Render every line of the records below as a JSON list of strings, one string per line, leaving out blank lines and the pictures.

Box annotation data

▽

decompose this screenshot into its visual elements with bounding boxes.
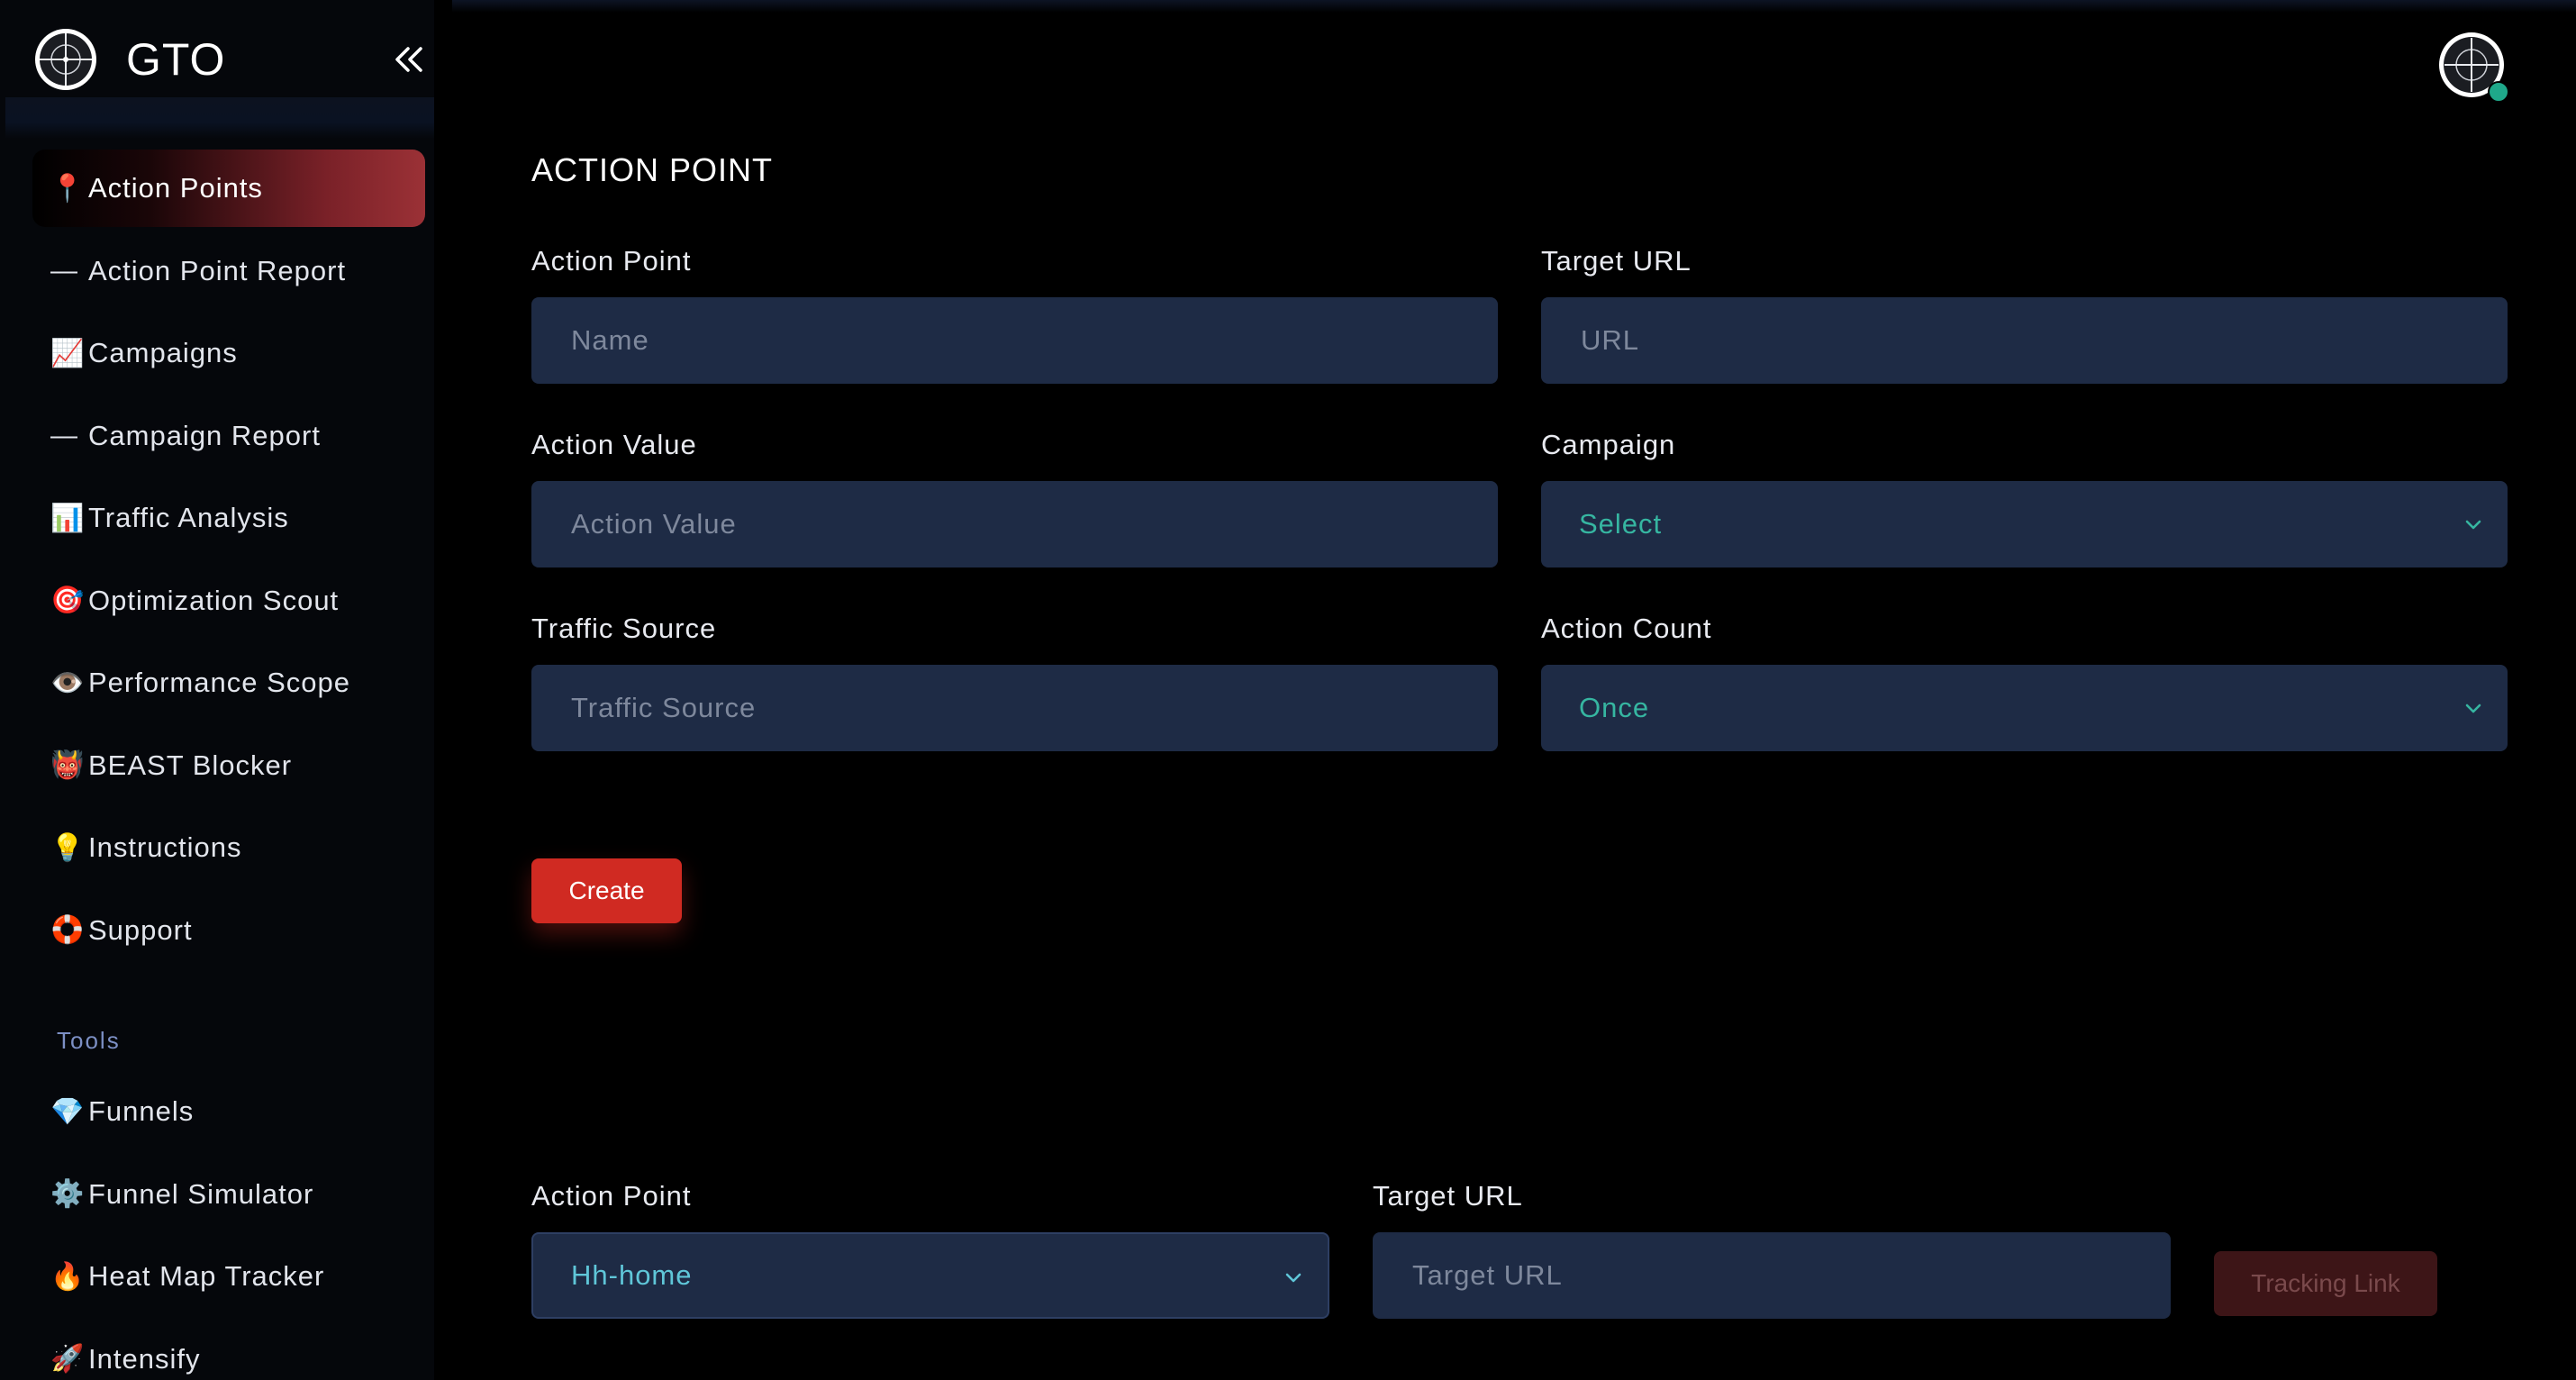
scroll-fade [5,97,434,139]
pin-icon: 📍 [50,173,86,204]
create-button[interactable]: Create [531,858,682,923]
sidebar-item-label: Action Points [88,172,263,204]
sidebar-item-label: Campaign Report [88,419,321,451]
sidebar-item-label: Support [88,913,193,946]
campaign-select-value: Select [1579,508,1663,540]
sidebar-item-beast-blocker[interactable]: 👹 BEAST Blocker [32,727,425,804]
target-url-input[interactable] [1579,323,2508,358]
campaign-select[interactable]: Select [1541,481,2508,567]
tracking-action-point-label: Action Point [531,1180,692,1212]
tracking-target-url-input[interactable] [1410,1258,2171,1293]
gear-icon: ⚙️ [50,1179,86,1209]
campaign-label: Campaign [1541,429,1676,460]
tracking-link-button[interactable]: Tracking Link [2214,1251,2437,1316]
action-value-field[interactable] [531,481,1498,567]
ogre-icon: 👹 [50,750,86,780]
tracking-target-url-label: Target URL [1373,1180,1523,1212]
dash-icon: — [50,420,78,450]
traffic-source-field[interactable] [531,665,1498,751]
collapse-sidebar-button[interactable] [385,36,432,83]
chevron-down-icon [2465,704,2481,713]
target-url-label: Target URL [1541,245,1692,277]
gem-icon: 💎 [50,1096,86,1127]
action-point-input[interactable] [569,323,1498,358]
eye-icon: 👁️ [50,667,86,698]
sidebar-item-funnel-simulator[interactable]: ⚙️ Funnel Simulator [32,1156,425,1233]
action-count-label: Action Count [1541,613,1712,644]
target-url-field[interactable] [1541,297,2508,384]
traffic-source-label: Traffic Source [531,613,717,644]
sidebar-item-label: Intensify [88,1342,201,1375]
brand[interactable]: GTO [32,25,225,94]
sidebar-item-label: Traffic Analysis [88,502,289,533]
fire-icon: 🔥 [50,1261,86,1292]
tracking-action-point-value: Hh-home [571,1259,693,1291]
dash-icon: — [50,255,78,286]
action-count-select-value: Once [1579,692,1650,723]
sidebar-item-label: Campaigns [88,337,238,368]
chart-increasing-icon: 📈 [50,338,86,368]
bar-chart-icon: 📊 [50,503,86,533]
sidebar-item-label: Action Point Report [88,254,347,286]
sidebar-item-label: Funnel Simulator [88,1177,314,1210]
traffic-source-input[interactable] [569,691,1498,725]
tracking-action-point-select[interactable]: Hh-home [531,1232,1329,1319]
sidebar-item-funnels[interactable]: 💎 Funnels [32,1073,425,1150]
lifebuoy-icon: 🛟 [50,915,86,945]
sidebar-item-action-points[interactable]: 📍 Action Points [32,150,425,227]
crosshair-logo-icon [35,29,96,90]
sidebar-item-instructions[interactable]: 💡 Instructions [32,809,425,886]
chevron-down-icon [2465,520,2481,530]
action-point-label: Action Point [531,245,692,277]
sidebar-item-campaign-report[interactable]: — Campaign Report [32,397,425,475]
sidebar-item-label: Performance Scope [88,667,350,698]
sidebar-nav: 📍 Action Points — Action Point Report 📈 … [32,150,425,974]
sidebar-item-campaigns[interactable]: 📈 Campaigns [32,314,425,392]
sidebar-item-label: Instructions [88,831,242,863]
sidebar: GTO 📍 Action Points — Action Point Repor… [0,0,434,1380]
topbar [452,0,2576,13]
action-value-label: Action Value [531,429,697,460]
target-icon: 🎯 [50,586,86,615]
sidebar-item-intensify[interactable]: 🚀 Intensify [32,1321,425,1380]
tools-nav: 💎 Funnels ⚙️ Funnel Simulator 🔥 Heat Map… [32,1073,425,1380]
sidebar-item-optimization-scout[interactable]: 🎯 Optimization Scout [32,562,425,640]
rocket-icon: 🚀 [50,1344,86,1374]
sidebar-item-performance-scope[interactable]: 👁️ Performance Scope [32,644,425,722]
sidebar-item-heat-map-tracker[interactable]: 🔥 Heat Map Tracker [32,1238,425,1315]
page-title: ACTION POINT [531,151,774,188]
action-point-field[interactable] [531,297,1498,384]
tools-section-label: Tools [57,1027,121,1054]
online-status-dot [2488,81,2509,103]
action-count-select[interactable]: Once [1541,665,2508,751]
lightbulb-icon: 💡 [50,832,86,863]
tracking-target-url-field[interactable] [1373,1232,2171,1319]
sidebar-item-traffic-analysis[interactable]: 📊 Traffic Analysis [32,479,425,557]
sidebar-item-label: Optimization Scout [88,584,340,616]
sidebar-item-action-point-report[interactable]: — Action Point Report [32,232,425,310]
double-chevron-left-icon [395,47,422,72]
sidebar-item-support[interactable]: 🛟 Support [32,892,425,969]
sidebar-item-label: Funnels [88,1095,195,1127]
sidebar-item-label: BEAST Blocker [88,749,293,781]
brand-name: GTO [126,34,226,85]
chevron-down-icon [1285,1273,1302,1283]
sidebar-item-label: Heat Map Tracker [88,1260,325,1292]
action-value-input[interactable] [569,507,1498,541]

△

* **Response**:
[
  "decompose this screenshot into its visual elements with bounding boxes.",
  "scroll-fade [5,97,434,139]",
  "pin-icon: 📍 [50,173,86,204]",
  "create-button[interactable]: Create [531,858,682,923]",
  "sidebar-item-label: Action Points [88,172,263,204]",
  "sidebar-item-label: Campaign Report [88,419,321,451]",
  "sidebar-item-label: Support [88,913,193,946]",
  "campaign-select-value: Select [1579,508,1663,540]",
  "sidebar-item-beast-blocker[interactable]: 👹 BEAST Blocker [32,727,425,804]",
  "target-url-input[interactable] [1579,323,2508,358]",
  "campaign-select[interactable]: Select [1541,481,2508,567]",
  "tracking-action-point-label: Action Point [531,1180,692,1212]",
  "tracking-target-url-input[interactable] [1410,1258,2171,1293]",
  "gear-icon: ⚙️ [50,1179,86,1209]",
  "campaign-label: Campaign [1541,429,1676,460]",
  "tracking-link-button[interactable]: Tracking Link [2214,1251,2437,1316]",
  "action-value-field[interactable] [531,481,1498,567]",
  "ogre-icon: 👹 [50,750,86,780]",
  "tracking-target-url-label: Target URL [1373,1180,1523,1212]",
  "dash-icon: — [50,420,78,450]",
  "traffic-source-field[interactable] [531,665,1498,751]",
  "collapse-sidebar-button[interactable] [385,36,432,83]",
  "chevron-down-icon [2465,704,2481,713]",
  "target-url-label: Target URL [1541,245,1692,277]",
  "gem-icon: 💎 [50,1096,86,1127]",
  "action-point-input[interactable] [569,323,1498,358]",
  "eye-icon: 👁️ [50,667,86,698]",
  "sidebar-item-funnel-simulator[interactable]: ⚙️ Funnel Simulator [32,1156,425,1233]",
  "action-count-label: Action Count [1541,613,1712,644]",
  "target-url-field[interactable] [1541,297,2508,384]",
  "traffic-source-label: Traffic Source [531,613,717,644]",
  "sidebar-item-label: Intensify [88,1342,201,1375]",
  "brand[interactable]: GTO [32,25,225,94]",
  "sidebar-item-label: Traffic Analysis [88,502,289,533]",
  "fire-icon: 🔥 [50,1261,86,1292]",
  "tracking-action-point-value: Hh-home [571,1259,693,1291]",
  "dash-icon: — [50,255,78,286]",
  "action-count-select-value: Once [1579,692,1650,723]",
  "sidebar-item-label: Campaigns [88,337,238,368]",
  "chart-increasing-icon: 📈 [50,338,86,368]",
  "bar-chart-icon: 📊 [50,503,86,533]",
  "sidebar-item-label: Action Point Report [88,254,347,286]",
  "sidebar-item-label: Funnel Simulator [88,1177,314,1210]",
  "traffic-source-input[interactable] [569,691,1498,725]",
  "tracking-action-point-select[interactable]: Hh-home [531,1232,1329,1319]",
  "sidebar-item-funnels[interactable]: 💎 Funnels [32,1073,425,1150]",
  "lifebuoy-icon: 🛟 [50,915,86,945]",
  "sidebar-item-action-points[interactable]: 📍 Action Points [32,150,425,227]",
  "crosshair-logo-icon [35,29,96,90]",
  "sidebar-item-instructions[interactable]: 💡 Instructions [32,809,425,886]",
  "chevron-down-icon [2465,520,2481,530]",
  "action-point-label: Action Point [531,245,692,277]",
  "sidebar-item-campaign-report[interactable]: — Campaign Report [32,397,425,475]",
  "sidebar-item-label: Performance Scope [88,667,350,698]",
  "sidebar-nav: 📍 Action Points — Action Point Report 📈 … [32,150,425,974]",
  "sidebar-item-campaigns[interactable]: 📈 Campaigns [32,314,425,392]",
  "sidebar-item-label: Instructions [88,831,242,863]",
  "sidebar: GTO 📍 Action Points — Action Point Repor… [0,0,434,1380]",
  "topbar [452,0,2576,13]",
  "action-value-label: Action Value [531,429,697,460]",
  "target-icon: 🎯 [50,586,86,615]",
  "sidebar-item-intensify[interactable]: 🚀 Intensify [32,1321,425,1380]",
  "tools-nav: 💎 Funnels ⚙️ Funnel Simulator 🔥 Heat Map… [32,1073,425,1380]",
  "sidebar-item-optimization-scout[interactable]: 🎯 Optimization Scout [32,562,425,640]",
  "rocket-icon: 🚀 [50,1344,86,1374]",
  "sidebar-item-performance-scope[interactable]: 👁️ Performance Scope [32,644,425,722]",
  "sidebar-item-heat-map-tracker[interactable]: 🔥 Heat Map Tracker [32,1238,425,1315]",
  "page-title: ACTION POINT [531,151,774,188]",
  "action-point-field[interactable] [531,297,1498,384]",
  "tools-section-label: Tools [57,1027,121,1054]",
  "online-status-dot [2488,81,2509,103]",
  "action-count-select[interactable]: Once [1541,665,2508,751]",
  "lightbulb-icon: 💡 [50,832,86,863]",
  "tracking-target-url-field[interactable] [1373,1232,2171,1319]",
  "sidebar-item-traffic-analysis[interactable]: 📊 Traffic Analysis [32,479,425,557]",
  "sidebar-item-label: Optimization Scout [88,584,340,616]",
  "sidebar-item-action-point-report[interactable]: — Action Point Report [32,232,425,310]",
  "double-chevron-left-icon [395,47,422,72]",
  "sidebar-item-support[interactable]: 🛟 Support [32,892,425,969]",
  "sidebar-item-label: Funnels [88,1095,195,1127]",
  "sidebar-item-label: BEAST Blocker [88,749,293,781]",
  "brand-name: GTO [126,34,226,85]",
  "chevron-down-icon [1285,1273,1302,1283]",
  "sidebar-item-label: Heat Map Tracker [88,1260,325,1292]",
  "action-value-input[interactable] [569,507,1498,541]"
]